-------- The input
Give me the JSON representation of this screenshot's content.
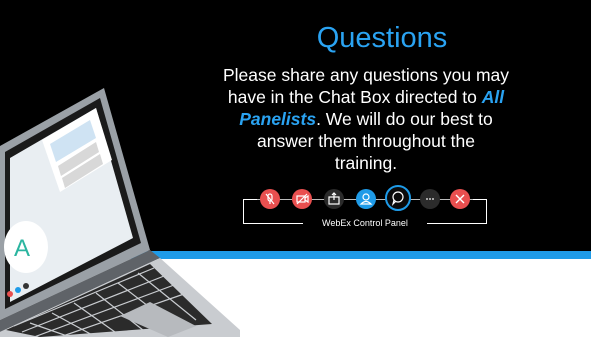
{
  "slide": {
    "title": "Questions",
    "body_line1": "Please share any questions you may",
    "body_line2_a": "have in the Chat Box directed to ",
    "body_line2_b": "All",
    "body_line3_a": "Panelists",
    "body_line3_b": ". We will do our best to",
    "body_line4": "answer them throughout the",
    "body_line5": "training."
  },
  "control_panel": {
    "label": "WebEx Control Panel",
    "buttons": [
      {
        "name": "mute",
        "icon": "microphone-off-icon",
        "color": "#e94f4f"
      },
      {
        "name": "video",
        "icon": "video-off-icon",
        "color": "#e94f4f"
      },
      {
        "name": "share",
        "icon": "share-icon",
        "color": "#2b2b2b"
      },
      {
        "name": "participants",
        "icon": "person-icon",
        "color": "#1e9be8"
      },
      {
        "name": "chat",
        "icon": "chat-bubble-icon",
        "color": "#0a0a0a"
      },
      {
        "name": "more",
        "icon": "more-icon",
        "color": "#2b2b2b"
      },
      {
        "name": "leave",
        "icon": "close-icon",
        "color": "#e94f4f"
      }
    ]
  },
  "colors": {
    "accent_blue": "#2aa3f2",
    "band_blue": "#1e9be8",
    "background": "#000000"
  }
}
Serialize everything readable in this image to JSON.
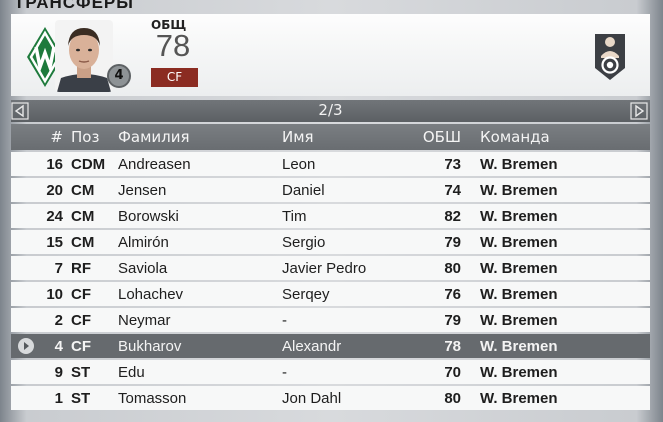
{
  "screen": {
    "title": "ТРАНСФЕРЫ"
  },
  "player_card": {
    "ovr_label": "ОБЩ",
    "ovr_value": "78",
    "position": "CF",
    "number": "4",
    "position_color": "#8b2c22",
    "club_color": "#1e7a3c"
  },
  "pagination": {
    "indicator": "2/3"
  },
  "table": {
    "headers": {
      "num": "#",
      "pos": "Поз",
      "last": "Фамилия",
      "first": "Имя",
      "ovr": "ОБШ",
      "team": "Команда"
    },
    "rows": [
      {
        "num": "16",
        "pos": "CDM",
        "last": "Andreasen",
        "first": "Leon",
        "ovr": "73",
        "team": "W. Bremen"
      },
      {
        "num": "20",
        "pos": "CM",
        "last": "Jensen",
        "first": "Daniel",
        "ovr": "74",
        "team": "W. Bremen"
      },
      {
        "num": "24",
        "pos": "CM",
        "last": "Borowski",
        "first": "Tim",
        "ovr": "82",
        "team": "W. Bremen"
      },
      {
        "num": "15",
        "pos": "CM",
        "last": "Almirón",
        "first": "Sergio",
        "ovr": "79",
        "team": "W. Bremen"
      },
      {
        "num": "7",
        "pos": "RF",
        "last": "Saviola",
        "first": "Javier Pedro",
        "ovr": "80",
        "team": "W. Bremen"
      },
      {
        "num": "10",
        "pos": "CF",
        "last": "Lohachev",
        "first": "Serqey",
        "ovr": "76",
        "team": "W. Bremen"
      },
      {
        "num": "2",
        "pos": "CF",
        "last": "Neymar",
        "first": "-",
        "ovr": "79",
        "team": "W. Bremen"
      },
      {
        "num": "4",
        "pos": "CF",
        "last": "Bukharov",
        "first": "Alexandr",
        "ovr": "78",
        "team": "W. Bremen"
      },
      {
        "num": "9",
        "pos": "ST",
        "last": "Edu",
        "first": "-",
        "ovr": "70",
        "team": "W. Bremen"
      },
      {
        "num": "1",
        "pos": "ST",
        "last": "Tomasson",
        "first": "Jon Dahl",
        "ovr": "80",
        "team": "W. Bremen"
      }
    ],
    "selected_index": 7
  }
}
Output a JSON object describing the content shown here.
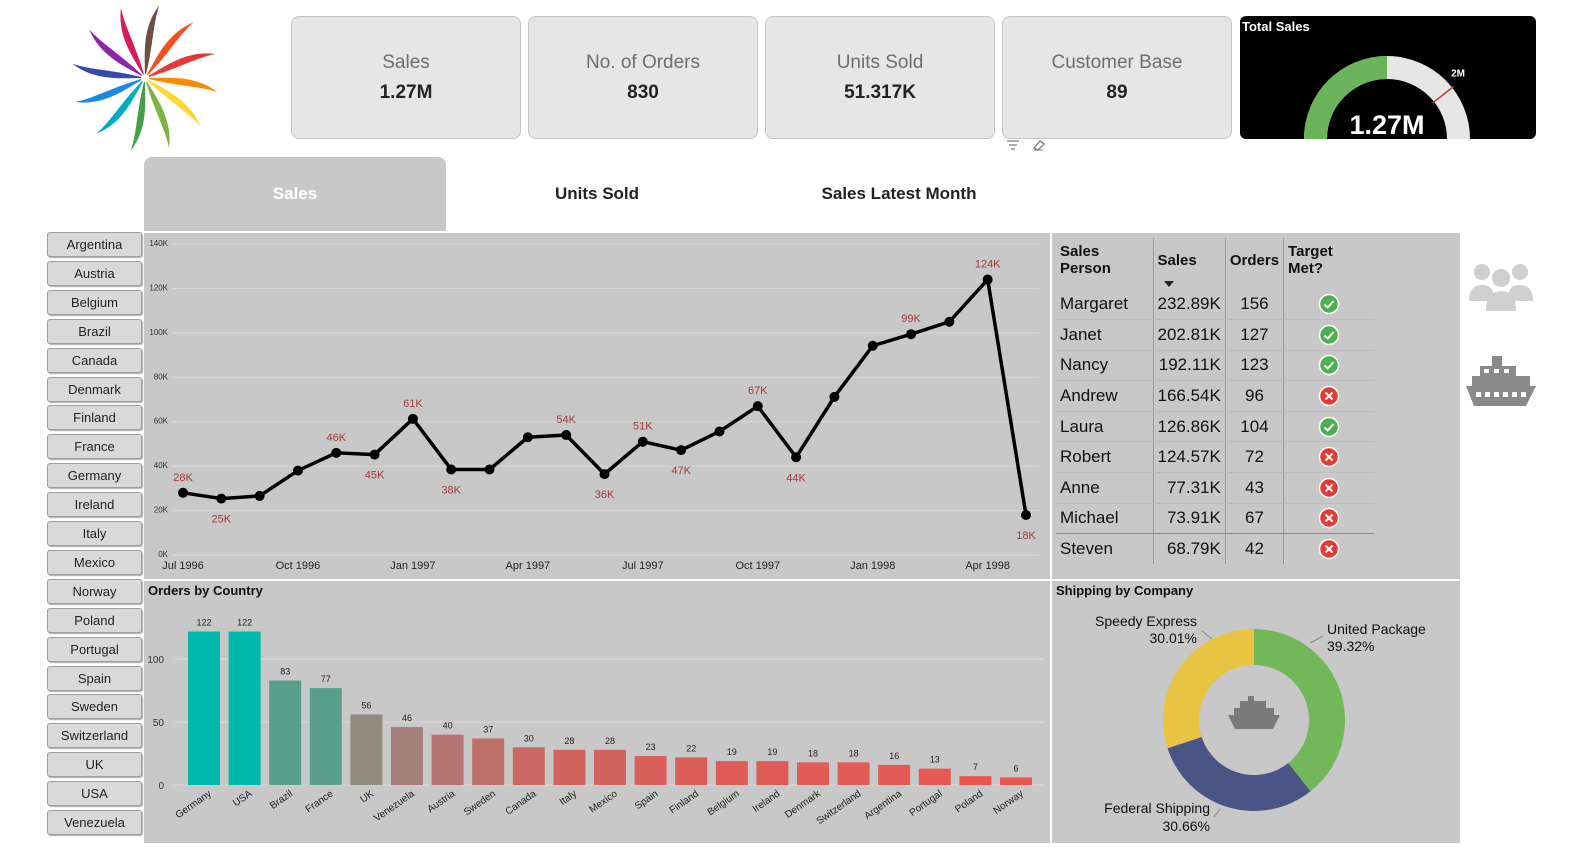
----------------
▶ _Exercise brief_
Pick out and copy the lines of the entries that hold the string "JSON".

▶ _Task solution_
Give me the JSON representation of this screenshot's content.
Serialize everything readable in this image to JSON.
Output a JSON object describing the content shown here.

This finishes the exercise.